*Exercise directions:* Without altering anything, output the material below.

(Items from a dataset)
------

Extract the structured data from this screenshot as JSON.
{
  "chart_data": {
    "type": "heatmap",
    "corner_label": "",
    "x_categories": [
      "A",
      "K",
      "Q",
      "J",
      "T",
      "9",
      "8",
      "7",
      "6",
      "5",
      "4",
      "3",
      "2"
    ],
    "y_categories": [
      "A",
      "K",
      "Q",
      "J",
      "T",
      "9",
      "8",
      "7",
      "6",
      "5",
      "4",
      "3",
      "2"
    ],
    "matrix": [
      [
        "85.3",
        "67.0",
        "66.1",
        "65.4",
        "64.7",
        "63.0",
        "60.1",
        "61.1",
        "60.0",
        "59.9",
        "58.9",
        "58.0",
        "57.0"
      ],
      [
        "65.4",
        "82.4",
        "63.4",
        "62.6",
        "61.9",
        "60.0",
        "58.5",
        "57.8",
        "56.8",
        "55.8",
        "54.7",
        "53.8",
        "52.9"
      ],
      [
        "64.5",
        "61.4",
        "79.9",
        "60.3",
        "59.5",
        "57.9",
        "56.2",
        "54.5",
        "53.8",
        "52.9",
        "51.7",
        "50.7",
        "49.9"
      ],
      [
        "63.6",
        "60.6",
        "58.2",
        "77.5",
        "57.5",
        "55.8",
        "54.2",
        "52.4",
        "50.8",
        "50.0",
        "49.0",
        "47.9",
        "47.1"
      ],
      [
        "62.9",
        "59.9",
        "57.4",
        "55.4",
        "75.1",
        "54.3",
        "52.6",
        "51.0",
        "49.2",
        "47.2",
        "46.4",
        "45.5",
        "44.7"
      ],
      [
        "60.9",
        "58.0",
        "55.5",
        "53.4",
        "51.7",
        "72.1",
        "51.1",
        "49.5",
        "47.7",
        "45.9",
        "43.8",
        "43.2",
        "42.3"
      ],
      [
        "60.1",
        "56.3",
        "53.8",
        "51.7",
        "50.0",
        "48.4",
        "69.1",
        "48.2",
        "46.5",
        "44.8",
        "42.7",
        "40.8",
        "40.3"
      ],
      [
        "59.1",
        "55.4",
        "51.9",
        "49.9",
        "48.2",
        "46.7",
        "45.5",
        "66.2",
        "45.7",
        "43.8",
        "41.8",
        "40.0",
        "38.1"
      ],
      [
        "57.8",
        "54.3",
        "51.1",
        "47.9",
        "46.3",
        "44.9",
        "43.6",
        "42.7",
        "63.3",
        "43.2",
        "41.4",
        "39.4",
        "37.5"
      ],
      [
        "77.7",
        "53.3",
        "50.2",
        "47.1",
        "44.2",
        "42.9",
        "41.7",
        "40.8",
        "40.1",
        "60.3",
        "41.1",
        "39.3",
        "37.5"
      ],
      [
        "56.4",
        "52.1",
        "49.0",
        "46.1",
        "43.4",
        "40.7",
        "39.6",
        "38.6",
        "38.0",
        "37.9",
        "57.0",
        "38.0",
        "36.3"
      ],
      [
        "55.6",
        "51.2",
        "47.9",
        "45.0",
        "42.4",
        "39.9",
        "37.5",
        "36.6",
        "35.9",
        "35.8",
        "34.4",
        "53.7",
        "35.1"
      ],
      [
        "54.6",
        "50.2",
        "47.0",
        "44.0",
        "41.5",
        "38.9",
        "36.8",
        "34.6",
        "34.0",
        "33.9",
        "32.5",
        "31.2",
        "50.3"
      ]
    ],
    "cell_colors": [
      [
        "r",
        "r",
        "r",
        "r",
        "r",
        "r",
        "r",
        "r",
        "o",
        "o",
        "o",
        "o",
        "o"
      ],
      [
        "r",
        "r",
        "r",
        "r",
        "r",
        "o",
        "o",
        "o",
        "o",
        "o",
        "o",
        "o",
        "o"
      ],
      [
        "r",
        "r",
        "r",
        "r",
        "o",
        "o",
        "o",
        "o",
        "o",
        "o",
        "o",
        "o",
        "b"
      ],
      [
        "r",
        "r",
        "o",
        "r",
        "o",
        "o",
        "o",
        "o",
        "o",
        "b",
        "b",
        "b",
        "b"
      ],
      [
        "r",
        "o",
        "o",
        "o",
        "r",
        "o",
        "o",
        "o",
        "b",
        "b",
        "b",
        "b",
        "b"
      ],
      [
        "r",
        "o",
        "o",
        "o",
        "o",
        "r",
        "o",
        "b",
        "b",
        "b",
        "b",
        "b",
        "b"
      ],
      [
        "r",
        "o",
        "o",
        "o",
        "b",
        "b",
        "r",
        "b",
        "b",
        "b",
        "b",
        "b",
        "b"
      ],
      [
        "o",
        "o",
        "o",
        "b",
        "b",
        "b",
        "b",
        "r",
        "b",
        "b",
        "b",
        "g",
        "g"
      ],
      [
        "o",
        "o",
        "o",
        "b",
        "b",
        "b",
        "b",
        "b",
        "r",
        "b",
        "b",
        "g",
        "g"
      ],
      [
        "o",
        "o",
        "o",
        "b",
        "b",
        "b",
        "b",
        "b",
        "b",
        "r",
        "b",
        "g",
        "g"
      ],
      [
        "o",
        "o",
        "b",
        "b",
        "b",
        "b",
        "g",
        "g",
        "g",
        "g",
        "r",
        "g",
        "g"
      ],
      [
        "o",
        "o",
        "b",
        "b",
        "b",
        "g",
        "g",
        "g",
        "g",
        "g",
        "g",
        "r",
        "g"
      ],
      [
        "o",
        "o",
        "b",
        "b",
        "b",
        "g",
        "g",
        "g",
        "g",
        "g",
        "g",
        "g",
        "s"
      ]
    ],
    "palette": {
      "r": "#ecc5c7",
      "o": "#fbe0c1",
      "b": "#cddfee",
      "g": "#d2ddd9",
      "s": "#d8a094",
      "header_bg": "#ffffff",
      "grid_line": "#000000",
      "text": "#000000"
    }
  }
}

------

*Answer for the task:*
Extract the structured data from this screenshot as JSON.
{
  "chart_data": {
    "type": "heatmap",
    "corner_label": "",
    "x_categories": [
      "A",
      "K",
      "Q",
      "J",
      "T",
      "9",
      "8",
      "7",
      "6",
      "5",
      "4",
      "3",
      "2"
    ],
    "y_categories": [
      "A",
      "K",
      "Q",
      "J",
      "T",
      "9",
      "8",
      "7",
      "6",
      "5",
      "4",
      "3",
      "2"
    ],
    "matrix": [
      [
        "85.3",
        "67.0",
        "66.1",
        "65.4",
        "64.7",
        "63.0",
        "60.1",
        "61.1",
        "60.0",
        "59.9",
        "58.9",
        "58.0",
        "57.0"
      ],
      [
        "65.4",
        "82.4",
        "63.4",
        "62.6",
        "61.9",
        "60.0",
        "58.5",
        "57.8",
        "56.8",
        "55.8",
        "54.7",
        "53.8",
        "52.9"
      ],
      [
        "64.5",
        "61.4",
        "79.9",
        "60.3",
        "59.5",
        "57.9",
        "56.2",
        "54.5",
        "53.8",
        "52.9",
        "51.7",
        "50.7",
        "49.9"
      ],
      [
        "63.6",
        "60.6",
        "58.2",
        "77.5",
        "57.5",
        "55.8",
        "54.2",
        "52.4",
        "50.8",
        "50.0",
        "49.0",
        "47.9",
        "47.1"
      ],
      [
        "62.9",
        "59.9",
        "57.4",
        "55.4",
        "75.1",
        "54.3",
        "52.6",
        "51.0",
        "49.2",
        "47.2",
        "46.4",
        "45.5",
        "44.7"
      ],
      [
        "60.9",
        "58.0",
        "55.5",
        "53.4",
        "51.7",
        "72.1",
        "51.1",
        "49.5",
        "47.7",
        "45.9",
        "43.8",
        "43.2",
        "42.3"
      ],
      [
        "60.1",
        "56.3",
        "53.8",
        "51.7",
        "50.0",
        "48.4",
        "69.1",
        "48.2",
        "46.5",
        "44.8",
        "42.7",
        "40.8",
        "40.3"
      ],
      [
        "59.1",
        "55.4",
        "51.9",
        "49.9",
        "48.2",
        "46.7",
        "45.5",
        "66.2",
        "45.7",
        "43.8",
        "41.8",
        "40.0",
        "38.1"
      ],
      [
        "57.8",
        "54.3",
        "51.1",
        "47.9",
        "46.3",
        "44.9",
        "43.6",
        "42.7",
        "63.3",
        "43.2",
        "41.4",
        "39.4",
        "37.5"
      ],
      [
        "77.7",
        "53.3",
        "50.2",
        "47.1",
        "44.2",
        "42.9",
        "41.7",
        "40.8",
        "40.1",
        "60.3",
        "41.1",
        "39.3",
        "37.5"
      ],
      [
        "56.4",
        "52.1",
        "49.0",
        "46.1",
        "43.4",
        "40.7",
        "39.6",
        "38.6",
        "38.0",
        "37.9",
        "57.0",
        "38.0",
        "36.3"
      ],
      [
        "55.6",
        "51.2",
        "47.9",
        "45.0",
        "42.4",
        "39.9",
        "37.5",
        "36.6",
        "35.9",
        "35.8",
        "34.4",
        "53.7",
        "35.1"
      ],
      [
        "54.6",
        "50.2",
        "47.0",
        "44.0",
        "41.5",
        "38.9",
        "36.8",
        "34.6",
        "34.0",
        "33.9",
        "32.5",
        "31.2",
        "50.3"
      ]
    ],
    "cell_colors": [
      [
        "r",
        "r",
        "r",
        "r",
        "r",
        "r",
        "r",
        "r",
        "o",
        "o",
        "o",
        "o",
        "o"
      ],
      [
        "r",
        "r",
        "r",
        "r",
        "r",
        "o",
        "o",
        "o",
        "o",
        "o",
        "o",
        "o",
        "o"
      ],
      [
        "r",
        "r",
        "r",
        "r",
        "o",
        "o",
        "o",
        "o",
        "o",
        "o",
        "o",
        "o",
        "b"
      ],
      [
        "r",
        "r",
        "o",
        "r",
        "o",
        "o",
        "o",
        "o",
        "o",
        "b",
        "b",
        "b",
        "b"
      ],
      [
        "r",
        "o",
        "o",
        "o",
        "r",
        "o",
        "o",
        "o",
        "b",
        "b",
        "b",
        "b",
        "b"
      ],
      [
        "r",
        "o",
        "o",
        "o",
        "o",
        "r",
        "o",
        "b",
        "b",
        "b",
        "b",
        "b",
        "b"
      ],
      [
        "r",
        "o",
        "o",
        "o",
        "b",
        "b",
        "r",
        "b",
        "b",
        "b",
        "b",
        "b",
        "b"
      ],
      [
        "o",
        "o",
        "o",
        "b",
        "b",
        "b",
        "b",
        "r",
        "b",
        "b",
        "b",
        "g",
        "g"
      ],
      [
        "o",
        "o",
        "o",
        "b",
        "b",
        "b",
        "b",
        "b",
        "r",
        "b",
        "b",
        "g",
        "g"
      ],
      [
        "o",
        "o",
        "o",
        "b",
        "b",
        "b",
        "b",
        "b",
        "b",
        "r",
        "b",
        "g",
        "g"
      ],
      [
        "o",
        "o",
        "b",
        "b",
        "b",
        "b",
        "g",
        "g",
        "g",
        "g",
        "r",
        "g",
        "g"
      ],
      [
        "o",
        "o",
        "b",
        "b",
        "b",
        "g",
        "g",
        "g",
        "g",
        "g",
        "g",
        "r",
        "g"
      ],
      [
        "o",
        "o",
        "b",
        "b",
        "b",
        "g",
        "g",
        "g",
        "g",
        "g",
        "g",
        "g",
        "s"
      ]
    ],
    "palette": {
      "r": "#ecc5c7",
      "o": "#fbe0c1",
      "b": "#cddfee",
      "g": "#d2ddd9",
      "s": "#d8a094",
      "header_bg": "#ffffff",
      "grid_line": "#000000",
      "text": "#000000"
    }
  }
}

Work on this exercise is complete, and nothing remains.